**Supplied material:**
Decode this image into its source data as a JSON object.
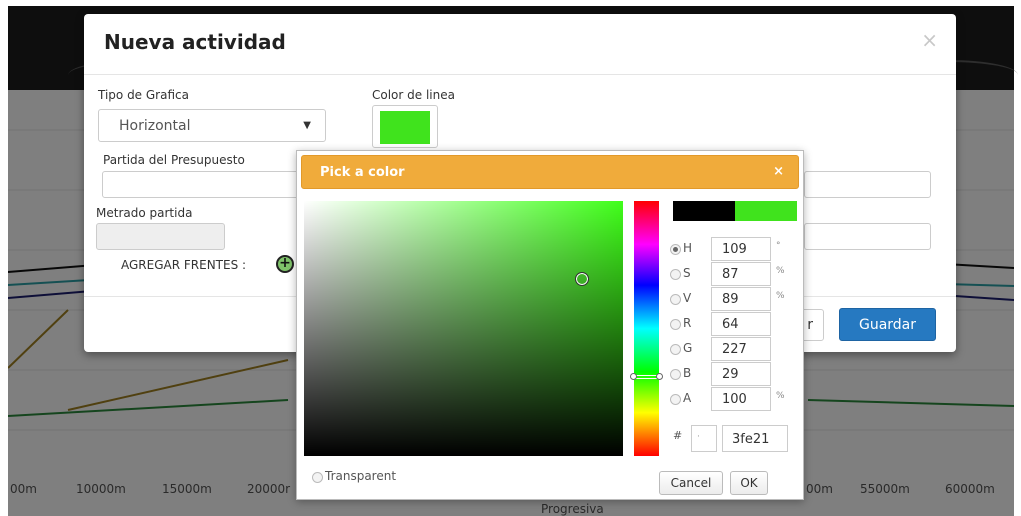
{
  "background": {
    "x_ticks": [
      "00m",
      "10000m",
      "15000m",
      "20000r",
      "00m",
      "55000m",
      "60000m"
    ],
    "x_label": "Progresiva"
  },
  "modal": {
    "title": "Nueva actividad",
    "close_symbol": "×",
    "tipo_grafica_label": "Tipo de Grafica",
    "tipo_grafica_value": "Horizontal",
    "color_linea_label": "Color de linea",
    "color_linea_value": "#40e31d",
    "partida_label": "Partida del Presupuesto",
    "partida_value": "",
    "metrado_label": "Metrado partida",
    "metrado_value": "",
    "agregar_label": "AGREGAR FRENTES :",
    "cancel_partial_label": "r",
    "save_label": "Guardar"
  },
  "picker": {
    "title": "Pick a color",
    "close_symbol": "×",
    "previous_color": "#000000",
    "new_color": "#40e31d",
    "channels": [
      {
        "name": "H",
        "value": "109",
        "unit": "°",
        "selected": true
      },
      {
        "name": "S",
        "value": "87",
        "unit": "%",
        "selected": false
      },
      {
        "name": "V",
        "value": "89",
        "unit": "%",
        "selected": false
      },
      {
        "name": "R",
        "value": "64",
        "unit": "",
        "selected": false
      },
      {
        "name": "G",
        "value": "227",
        "unit": "",
        "selected": false
      },
      {
        "name": "B",
        "value": "29",
        "unit": "",
        "selected": false
      },
      {
        "name": "A",
        "value": "100",
        "unit": "%",
        "selected": false
      }
    ],
    "hash_label": "#",
    "hex_prefix": "·",
    "hex_value": "3fe21",
    "transparent_label": "Transparent",
    "cancel_label": "Cancel",
    "ok_label": "OK"
  },
  "colors": {
    "accent": "#2679c1",
    "header": "#f0ab3b"
  }
}
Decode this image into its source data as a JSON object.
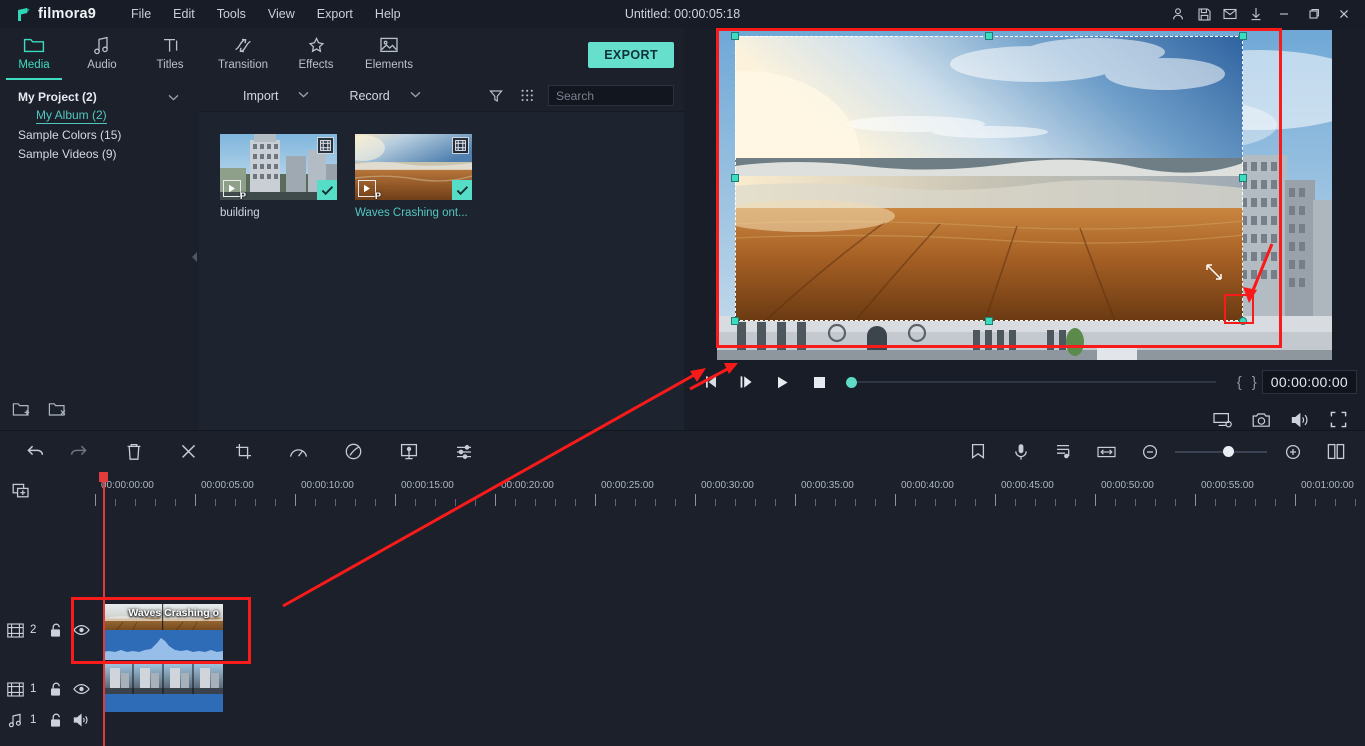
{
  "app": {
    "brand": "filmora9",
    "document_title": "Untitled: 00:00:05:18"
  },
  "menu": {
    "items": [
      "File",
      "Edit",
      "Tools",
      "View",
      "Export",
      "Help"
    ]
  },
  "titlebar_icons": [
    {
      "name": "account-icon",
      "glyph": "person"
    },
    {
      "name": "save-icon",
      "glyph": "save"
    },
    {
      "name": "mail-icon",
      "glyph": "mail"
    },
    {
      "name": "download-icon",
      "glyph": "download"
    },
    {
      "name": "minimize-button",
      "glyph": "minimize"
    },
    {
      "name": "maximize-button",
      "glyph": "maximize"
    },
    {
      "name": "close-button",
      "glyph": "close"
    }
  ],
  "tabs": {
    "items": [
      {
        "label": "Media",
        "icon": "folder-icon",
        "active": true
      },
      {
        "label": "Audio",
        "icon": "music-note-icon",
        "active": false
      },
      {
        "label": "Titles",
        "icon": "text-icon",
        "active": false
      },
      {
        "label": "Transition",
        "icon": "transition-icon",
        "active": false
      },
      {
        "label": "Effects",
        "icon": "effects-icon",
        "active": false
      },
      {
        "label": "Elements",
        "icon": "elements-icon",
        "active": false
      }
    ],
    "export_label": "EXPORT"
  },
  "library": {
    "items": [
      {
        "label": "My Project (2)",
        "level": 0,
        "bold": true,
        "selected": false,
        "caret": "chevron-down-icon"
      },
      {
        "label": "My Album (2)",
        "level": 1,
        "bold": false,
        "selected": true,
        "caret": ""
      },
      {
        "label": "Sample Colors (15)",
        "level": 0,
        "bold": false,
        "selected": false,
        "caret": ""
      },
      {
        "label": "Sample Videos (9)",
        "level": 0,
        "bold": false,
        "selected": false,
        "caret": ""
      }
    ],
    "bottom_icons": [
      {
        "name": "new-folder-icon"
      },
      {
        "name": "delete-folder-icon"
      }
    ]
  },
  "browser": {
    "import_label": "Import",
    "record_label": "Record",
    "filter_icon": "filter-icon",
    "grid_icon": "grid-view-icon",
    "search": {
      "placeholder": "Search",
      "value": ""
    },
    "cards": [
      {
        "name": "building",
        "selected": false,
        "type": "video"
      },
      {
        "name": "Waves Crashing ont...",
        "selected": true,
        "type": "video"
      }
    ]
  },
  "preview": {
    "timecode": "00:00:00:00",
    "controls": [
      {
        "name": "prev-frame-button",
        "glyph": "prev-frame"
      },
      {
        "name": "play-button",
        "glyph": "play-bar"
      },
      {
        "name": "next-play-button",
        "glyph": "play"
      },
      {
        "name": "stop-button",
        "glyph": "stop"
      }
    ],
    "mark_in_label": "{",
    "mark_out_label": "}",
    "bottom_icons": [
      {
        "name": "display-settings-icon"
      },
      {
        "name": "snapshot-icon"
      },
      {
        "name": "volume-icon"
      },
      {
        "name": "fullscreen-icon"
      }
    ]
  },
  "timeline_toolbar": {
    "left_icons": [
      {
        "name": "undo-button",
        "glyph": "undo",
        "dim": false
      },
      {
        "name": "redo-button",
        "glyph": "redo",
        "dim": true
      },
      {
        "name": "delete-button",
        "glyph": "trash",
        "dim": false
      },
      {
        "name": "split-button",
        "glyph": "scissors",
        "dim": false
      },
      {
        "name": "crop-button",
        "glyph": "crop",
        "dim": false
      },
      {
        "name": "speed-button",
        "glyph": "speed",
        "dim": false
      },
      {
        "name": "color-button",
        "glyph": "color",
        "dim": false
      },
      {
        "name": "green-screen-button",
        "glyph": "greenscreen",
        "dim": false
      },
      {
        "name": "audio-mixer-button",
        "glyph": "mixer",
        "dim": false
      }
    ],
    "right_icons": [
      {
        "name": "marker-button",
        "glyph": "marker"
      },
      {
        "name": "voiceover-button",
        "glyph": "mic"
      },
      {
        "name": "audio-detach-button",
        "glyph": "detach"
      },
      {
        "name": "fit-timeline-button",
        "glyph": "fit"
      },
      {
        "name": "zoom-out-button",
        "glyph": "minus-circle"
      },
      {
        "name": "zoom-in-button",
        "glyph": "plus-circle"
      },
      {
        "name": "layout-button",
        "glyph": "layout"
      }
    ]
  },
  "timeline": {
    "add_track_icon": "add-track-icon",
    "ruler_labels": [
      "00:00:00:00",
      "00:00:05:00",
      "00:00:10:00",
      "00:00:15:00",
      "00:00:20:00",
      "00:00:25:00",
      "00:00:30:00",
      "00:00:35:00",
      "00:00:40:00",
      "00:00:45:00",
      "00:00:50:00",
      "00:00:55:00",
      "00:01:00:00"
    ],
    "tracks": [
      {
        "type": "video",
        "number": "2",
        "lock": "unlocked",
        "visibility": "eye",
        "label": "Waves Crashing o"
      },
      {
        "type": "video",
        "number": "1",
        "lock": "unlocked",
        "visibility": "eye",
        "label": ""
      },
      {
        "type": "audio",
        "number": "1",
        "lock": "unlocked",
        "visibility": "speaker",
        "label": ""
      }
    ]
  },
  "annotations": {
    "accent_red": "#f91a1a",
    "accent_teal": "#3ddbc0",
    "callouts": [
      {
        "name": "preview-highlight-rect"
      },
      {
        "name": "corner-handle-highlight-rect"
      },
      {
        "name": "timeline-clip-highlight-rect"
      },
      {
        "name": "arrow-to-handle"
      },
      {
        "name": "arrow-clip-to-preview"
      },
      {
        "name": "arrow-to-player"
      }
    ]
  }
}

**What is expected:** Copy each line from the records above that includes the string "maximize".

**Task result:**
      "name": "maximize-button",
      "glyph": "maximize"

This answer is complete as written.